CHALLENGE - Omit all pictures, then retype the data exactly as given.

Some records
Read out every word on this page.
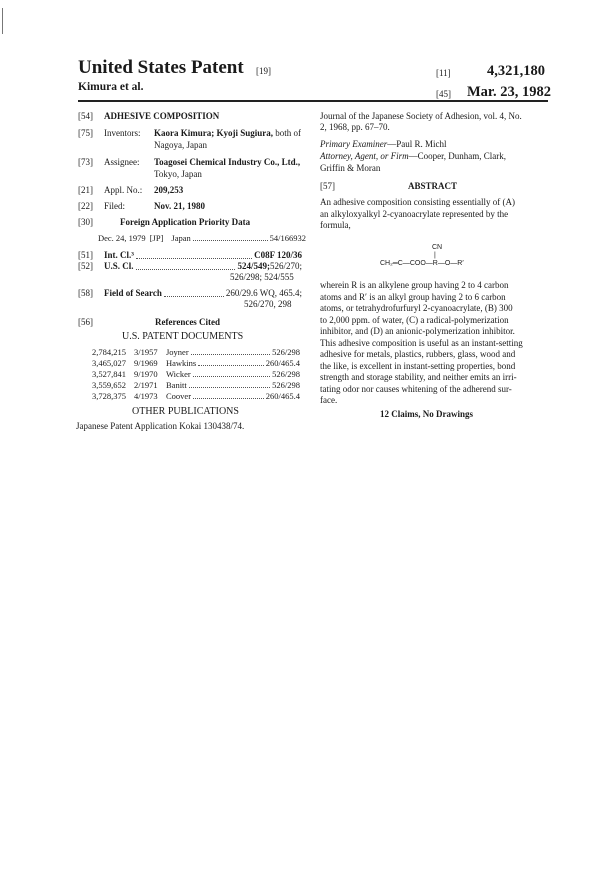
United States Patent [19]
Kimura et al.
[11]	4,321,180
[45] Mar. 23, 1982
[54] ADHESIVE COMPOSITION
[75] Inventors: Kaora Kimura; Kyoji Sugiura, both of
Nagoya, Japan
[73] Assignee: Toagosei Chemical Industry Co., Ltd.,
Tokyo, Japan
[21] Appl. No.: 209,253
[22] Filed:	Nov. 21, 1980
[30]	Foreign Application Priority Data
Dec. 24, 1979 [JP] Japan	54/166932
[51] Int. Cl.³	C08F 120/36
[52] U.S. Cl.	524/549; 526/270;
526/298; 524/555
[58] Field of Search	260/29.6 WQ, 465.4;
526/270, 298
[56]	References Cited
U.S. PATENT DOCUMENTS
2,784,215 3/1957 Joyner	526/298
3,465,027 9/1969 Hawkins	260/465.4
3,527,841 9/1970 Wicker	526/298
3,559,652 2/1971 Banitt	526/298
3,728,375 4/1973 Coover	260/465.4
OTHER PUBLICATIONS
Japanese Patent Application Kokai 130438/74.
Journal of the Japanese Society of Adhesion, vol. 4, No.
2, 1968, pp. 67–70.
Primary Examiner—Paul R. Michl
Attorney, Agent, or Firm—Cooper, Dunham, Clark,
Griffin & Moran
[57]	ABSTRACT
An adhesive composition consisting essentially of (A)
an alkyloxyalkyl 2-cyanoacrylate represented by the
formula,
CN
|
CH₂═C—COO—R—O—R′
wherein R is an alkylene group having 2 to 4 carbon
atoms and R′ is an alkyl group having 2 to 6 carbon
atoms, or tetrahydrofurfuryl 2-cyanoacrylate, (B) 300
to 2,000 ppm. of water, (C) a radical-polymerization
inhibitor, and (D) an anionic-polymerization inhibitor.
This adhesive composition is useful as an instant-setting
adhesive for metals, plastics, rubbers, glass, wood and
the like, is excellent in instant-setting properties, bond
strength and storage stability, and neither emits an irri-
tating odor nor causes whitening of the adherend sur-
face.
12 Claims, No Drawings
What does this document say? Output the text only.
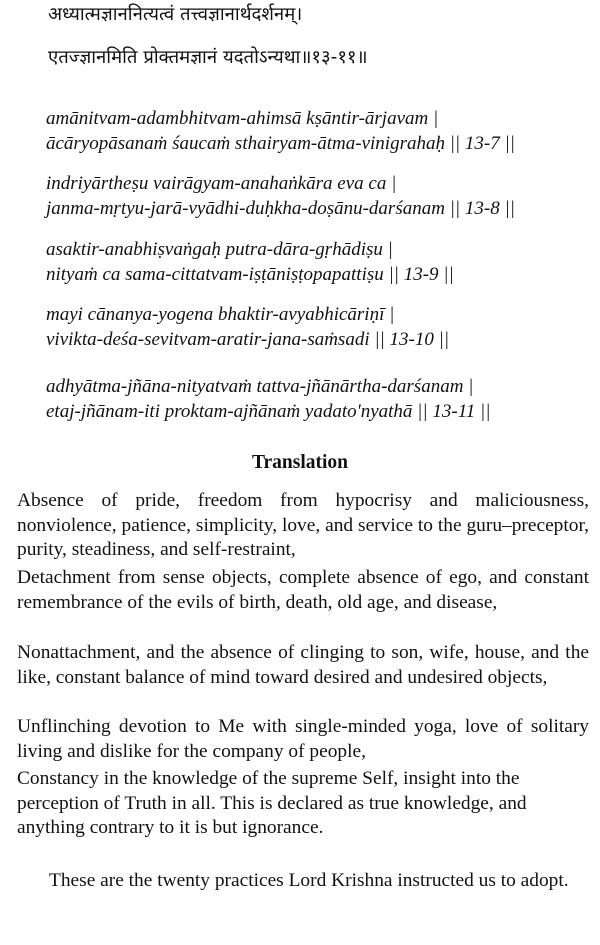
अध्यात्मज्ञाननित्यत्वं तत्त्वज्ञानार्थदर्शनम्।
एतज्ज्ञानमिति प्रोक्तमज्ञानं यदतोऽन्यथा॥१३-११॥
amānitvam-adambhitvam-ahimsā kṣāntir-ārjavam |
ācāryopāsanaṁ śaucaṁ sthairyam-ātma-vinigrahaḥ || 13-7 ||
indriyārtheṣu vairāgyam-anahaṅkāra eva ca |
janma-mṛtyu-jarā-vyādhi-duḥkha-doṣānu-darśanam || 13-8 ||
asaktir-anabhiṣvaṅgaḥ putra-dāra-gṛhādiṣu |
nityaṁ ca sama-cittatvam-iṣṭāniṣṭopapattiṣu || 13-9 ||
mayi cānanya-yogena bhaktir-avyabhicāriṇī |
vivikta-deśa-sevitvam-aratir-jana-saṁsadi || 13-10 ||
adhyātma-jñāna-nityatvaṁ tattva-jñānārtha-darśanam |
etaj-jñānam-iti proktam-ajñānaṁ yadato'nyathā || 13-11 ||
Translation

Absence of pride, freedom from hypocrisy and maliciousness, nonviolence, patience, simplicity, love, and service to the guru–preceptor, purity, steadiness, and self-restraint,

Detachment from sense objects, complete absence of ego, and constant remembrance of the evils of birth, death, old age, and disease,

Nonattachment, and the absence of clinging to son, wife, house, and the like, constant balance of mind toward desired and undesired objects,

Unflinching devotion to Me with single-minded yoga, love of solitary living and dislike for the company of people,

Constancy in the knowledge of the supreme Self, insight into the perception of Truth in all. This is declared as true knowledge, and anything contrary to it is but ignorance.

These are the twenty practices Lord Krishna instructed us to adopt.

THE COMPLETED TASK -
Read out every word on this page.
United States Patent [19]
Kimura et al.
[11]	4,321,180
[45] Mar. 23, 1982
[54] ADHESIVE COMPOSITION
[75] Inventors: Kaora Kimura; Kyoji Sugiura, both of
Nagoya, Japan
[73] Assignee: Toagosei Chemical Industry Co., Ltd.,
Tokyo, Japan
[21] Appl. No.: 209,253
[22] Filed:	Nov. 21, 1980
[30]	Foreign Application Priority Data
Dec. 24, 1979 [JP] Japan	54/166932
[51] Int. Cl.³	C08F 120/36
[52] U.S. Cl.	524/549; 526/270;
526/298; 524/555
[58] Field of Search	260/29.6 WQ, 465.4;
526/270, 298
[56]	References Cited
U.S. PATENT DOCUMENTS
2,784,215 3/1957 Joyner	526/298
3,465,027 9/1969 Hawkins	260/465.4
3,527,841 9/1970 Wicker	526/298
3,559,652 2/1971 Banitt	526/298
3,728,375 4/1973 Coover	260/465.4
OTHER PUBLICATIONS
Japanese Patent Application Kokai 130438/74.
Journal of the Japanese Society of Adhesion, vol. 4, No.
2, 1968, pp. 67–70.
Primary Examiner—Paul R. Michl
Attorney, Agent, or Firm—Cooper, Dunham, Clark,
Griffin & Moran
[57]	ABSTRACT
An adhesive composition consisting essentially of (A)
an alkyloxyalkyl 2-cyanoacrylate represented by the
formula,
CN
|
CH₂═C—COO—R—O—R′
wherein R is an alkylene group having 2 to 4 carbon
atoms and R′ is an alkyl group having 2 to 6 carbon
atoms, or tetrahydrofurfuryl 2-cyanoacrylate, (B) 300
to 2,000 ppm. of water, (C) a radical-polymerization
inhibitor, and (D) an anionic-polymerization inhibitor.
This adhesive composition is useful as an instant-setting
adhesive for metals, plastics, rubbers, glass, wood and
the like, is excellent in instant-setting properties, bond
strength and storage stability, and neither emits an irri-
tating odor nor causes whitening of the adherend sur-
face.
12 Claims, No Drawings
What does this document say? Output the text only.
अध्यात्मज्ञाननित्यत्वं तत्त्वज्ञानार्थदर्शनम्।
एतज्ज्ञानमिति प्रोक्तमज्ञानं यदतोऽन्यथा॥१३-११॥
amānitvam-adambhitvam-ahimsā kṣāntir-ārjavam |
ācāryopāsanaṁ śaucaṁ sthairyam-ātma-vinigrahaḥ || 13-7 ||
indriyārtheṣu vairāgyam-anahaṅkāra eva ca |
janma-mṛtyu-jarā-vyādhi-duḥkha-doṣānu-darśanam || 13-8 ||
asaktir-anabhiṣvaṅgaḥ putra-dāra-gṛhādiṣu |
nityaṁ ca sama-cittatvam-iṣṭāniṣṭopapattiṣu || 13-9 ||
mayi cānanya-yogena bhaktir-avyabhicāriṇī |
vivikta-deśa-sevitvam-aratir-jana-saṁsadi || 13-10 ||
adhyātma-jñāna-nityatvaṁ tattva-jñānārtha-darśanam |
etaj-jñānam-iti proktam-ajñānaṁ yadato'nyathā || 13-11 ||
Translation

Absence of pride, freedom from hypocrisy and maliciousness, nonviolence, patience, simplicity, love, and service to the guru–preceptor, purity, steadiness, and self-restraint,

Detachment from sense objects, complete absence of ego, and constant remembrance of the evils of birth, death, old age, and disease,

Nonattachment, and the absence of clinging to son, wife, house, and the like, constant balance of mind toward desired and undesired objects,

Unflinching devotion to Me with single-minded yoga, love of solitary living and dislike for the company of people,

Constancy in the knowledge of the supreme Self, insight into the perception of Truth in all. This is declared as true knowledge, and anything contrary to it is but ignorance.

These are the twenty practices Lord Krishna instructed us to adopt.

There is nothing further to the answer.